Records for this task:

□ □ □ □ □

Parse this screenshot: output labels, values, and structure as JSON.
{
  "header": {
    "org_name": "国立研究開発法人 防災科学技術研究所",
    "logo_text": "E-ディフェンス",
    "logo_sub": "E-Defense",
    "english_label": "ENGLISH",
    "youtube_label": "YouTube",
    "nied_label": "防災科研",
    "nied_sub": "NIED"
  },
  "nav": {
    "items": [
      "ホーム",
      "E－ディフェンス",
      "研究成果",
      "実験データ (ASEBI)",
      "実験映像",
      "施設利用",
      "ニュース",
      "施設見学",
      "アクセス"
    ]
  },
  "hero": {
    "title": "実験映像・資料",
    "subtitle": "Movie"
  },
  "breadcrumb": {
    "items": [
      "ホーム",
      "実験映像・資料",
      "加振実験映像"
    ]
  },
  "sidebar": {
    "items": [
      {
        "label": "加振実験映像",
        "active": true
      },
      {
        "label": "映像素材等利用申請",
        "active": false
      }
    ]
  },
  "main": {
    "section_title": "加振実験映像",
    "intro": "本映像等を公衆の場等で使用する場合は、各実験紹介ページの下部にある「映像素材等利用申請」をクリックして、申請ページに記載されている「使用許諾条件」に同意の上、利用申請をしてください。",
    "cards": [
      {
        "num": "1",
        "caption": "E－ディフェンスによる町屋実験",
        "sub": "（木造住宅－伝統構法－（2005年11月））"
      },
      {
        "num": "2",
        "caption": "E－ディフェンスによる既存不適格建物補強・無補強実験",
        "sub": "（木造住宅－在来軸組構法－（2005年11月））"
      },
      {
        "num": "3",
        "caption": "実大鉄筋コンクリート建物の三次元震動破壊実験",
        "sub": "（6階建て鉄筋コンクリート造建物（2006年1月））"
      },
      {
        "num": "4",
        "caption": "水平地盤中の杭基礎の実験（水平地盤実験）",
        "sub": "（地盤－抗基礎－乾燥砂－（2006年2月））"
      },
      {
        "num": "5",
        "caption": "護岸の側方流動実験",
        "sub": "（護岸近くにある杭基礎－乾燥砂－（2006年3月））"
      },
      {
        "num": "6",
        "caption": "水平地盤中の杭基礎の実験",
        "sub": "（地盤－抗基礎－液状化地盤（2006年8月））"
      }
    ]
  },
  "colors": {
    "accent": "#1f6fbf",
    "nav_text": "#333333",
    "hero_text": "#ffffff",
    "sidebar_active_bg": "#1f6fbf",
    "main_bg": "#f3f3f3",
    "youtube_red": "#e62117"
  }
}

□ □ □ □ □

Problem description: All of the data shown above must be copied exactly.

Reply to the exercise:
Parse this screenshot: output labels, values, and structure as JSON.
{
  "header": {
    "org_name": "国立研究開発法人 防災科学技術研究所",
    "logo_text": "E-ディフェンス",
    "logo_sub": "E-Defense",
    "english_label": "ENGLISH",
    "youtube_label": "YouTube",
    "nied_label": "防災科研",
    "nied_sub": "NIED"
  },
  "nav": {
    "items": [
      "ホーム",
      "E－ディフェンス",
      "研究成果",
      "実験データ (ASEBI)",
      "実験映像",
      "施設利用",
      "ニュース",
      "施設見学",
      "アクセス"
    ]
  },
  "hero": {
    "title": "実験映像・資料",
    "subtitle": "Movie"
  },
  "breadcrumb": {
    "items": [
      "ホーム",
      "実験映像・資料",
      "加振実験映像"
    ]
  },
  "sidebar": {
    "items": [
      {
        "label": "加振実験映像",
        "active": true
      },
      {
        "label": "映像素材等利用申請",
        "active": false
      }
    ]
  },
  "main": {
    "section_title": "加振実験映像",
    "intro": "本映像等を公衆の場等で使用する場合は、各実験紹介ページの下部にある「映像素材等利用申請」をクリックして、申請ページに記載されている「使用許諾条件」に同意の上、利用申請をしてください。",
    "cards": [
      {
        "num": "1",
        "caption": "E－ディフェンスによる町屋実験",
        "sub": "（木造住宅－伝統構法－（2005年11月））"
      },
      {
        "num": "2",
        "caption": "E－ディフェンスによる既存不適格建物補強・無補強実験",
        "sub": "（木造住宅－在来軸組構法－（2005年11月））"
      },
      {
        "num": "3",
        "caption": "実大鉄筋コンクリート建物の三次元震動破壊実験",
        "sub": "（6階建て鉄筋コンクリート造建物（2006年1月））"
      },
      {
        "num": "4",
        "caption": "水平地盤中の杭基礎の実験（水平地盤実験）",
        "sub": "（地盤－抗基礎－乾燥砂－（2006年2月））"
      },
      {
        "num": "5",
        "caption": "護岸の側方流動実験",
        "sub": "（護岸近くにある杭基礎－乾燥砂－（2006年3月））"
      },
      {
        "num": "6",
        "caption": "水平地盤中の杭基礎の実験",
        "sub": "（地盤－抗基礎－液状化地盤（2006年8月））"
      }
    ]
  },
  "colors": {
    "accent": "#1f6fbf",
    "nav_text": "#333333",
    "hero_text": "#ffffff",
    "sidebar_active_bg": "#1f6fbf",
    "main_bg": "#f3f3f3",
    "youtube_red": "#e62117"
  }
}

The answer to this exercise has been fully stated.